(Records from a data collection)
★ ★ ★ ★ ★ ★ ★

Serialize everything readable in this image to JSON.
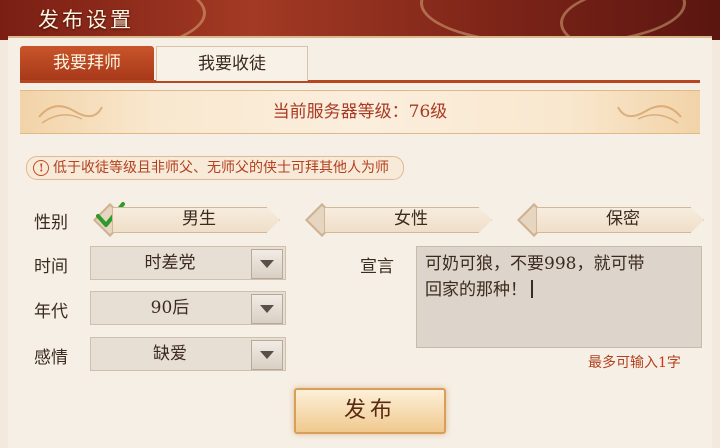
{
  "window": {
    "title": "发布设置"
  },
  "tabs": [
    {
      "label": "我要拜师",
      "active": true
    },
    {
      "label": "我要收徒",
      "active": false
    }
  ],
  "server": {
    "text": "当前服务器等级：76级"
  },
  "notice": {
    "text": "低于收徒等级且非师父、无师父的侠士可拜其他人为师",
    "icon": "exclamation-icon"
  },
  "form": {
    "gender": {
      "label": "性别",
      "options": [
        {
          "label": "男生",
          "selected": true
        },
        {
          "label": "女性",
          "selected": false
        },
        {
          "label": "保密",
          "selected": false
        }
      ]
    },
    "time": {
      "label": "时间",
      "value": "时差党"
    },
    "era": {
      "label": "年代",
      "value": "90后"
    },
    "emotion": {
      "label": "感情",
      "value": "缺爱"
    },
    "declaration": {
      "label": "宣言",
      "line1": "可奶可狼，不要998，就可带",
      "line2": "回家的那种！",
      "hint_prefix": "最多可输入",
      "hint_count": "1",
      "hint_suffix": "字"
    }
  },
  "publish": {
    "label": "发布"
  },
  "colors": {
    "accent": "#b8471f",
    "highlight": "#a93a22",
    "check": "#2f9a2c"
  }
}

★ ★ ★ ★ ★ ★ ★

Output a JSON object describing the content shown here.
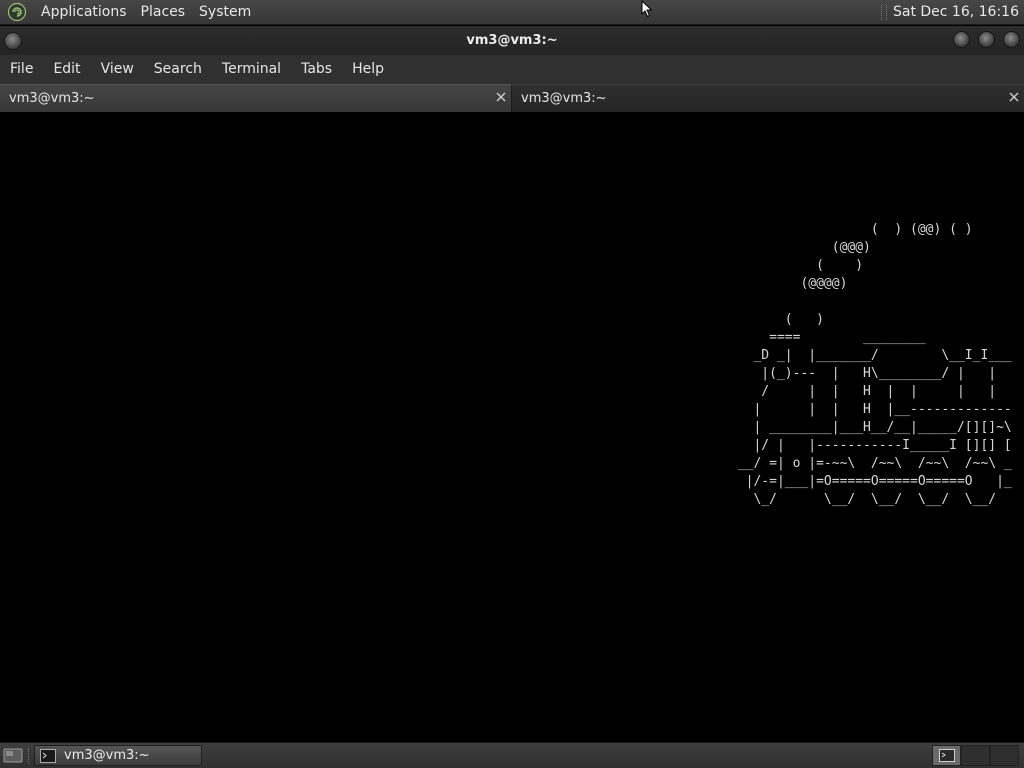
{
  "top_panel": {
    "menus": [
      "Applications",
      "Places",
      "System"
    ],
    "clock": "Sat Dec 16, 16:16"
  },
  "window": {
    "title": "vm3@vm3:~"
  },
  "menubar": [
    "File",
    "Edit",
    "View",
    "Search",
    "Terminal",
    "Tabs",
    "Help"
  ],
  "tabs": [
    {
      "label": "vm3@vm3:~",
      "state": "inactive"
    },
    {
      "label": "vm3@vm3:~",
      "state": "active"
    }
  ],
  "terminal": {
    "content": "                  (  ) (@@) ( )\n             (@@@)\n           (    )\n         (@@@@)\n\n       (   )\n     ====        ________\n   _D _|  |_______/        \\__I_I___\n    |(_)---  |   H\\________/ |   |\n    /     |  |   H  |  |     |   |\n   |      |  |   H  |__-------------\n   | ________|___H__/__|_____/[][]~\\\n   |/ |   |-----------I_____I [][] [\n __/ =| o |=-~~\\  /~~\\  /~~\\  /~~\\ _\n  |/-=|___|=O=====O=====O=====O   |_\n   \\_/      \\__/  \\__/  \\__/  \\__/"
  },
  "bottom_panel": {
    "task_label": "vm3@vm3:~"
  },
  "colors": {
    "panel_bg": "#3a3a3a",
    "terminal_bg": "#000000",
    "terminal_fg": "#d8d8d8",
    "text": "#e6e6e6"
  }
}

★ ★ ★ ★ ★ ★ ★

* WORK TO BE COMPLETED: Identify and copy all lines with the word "text".

* ANSWER TO THE EXERCISE:
    "text": "当前服务器等级：76级"
    "text": "低于收徒等级且非师父、无师父的侠士可拜其他人为师",
    "text": "#e6e6e6"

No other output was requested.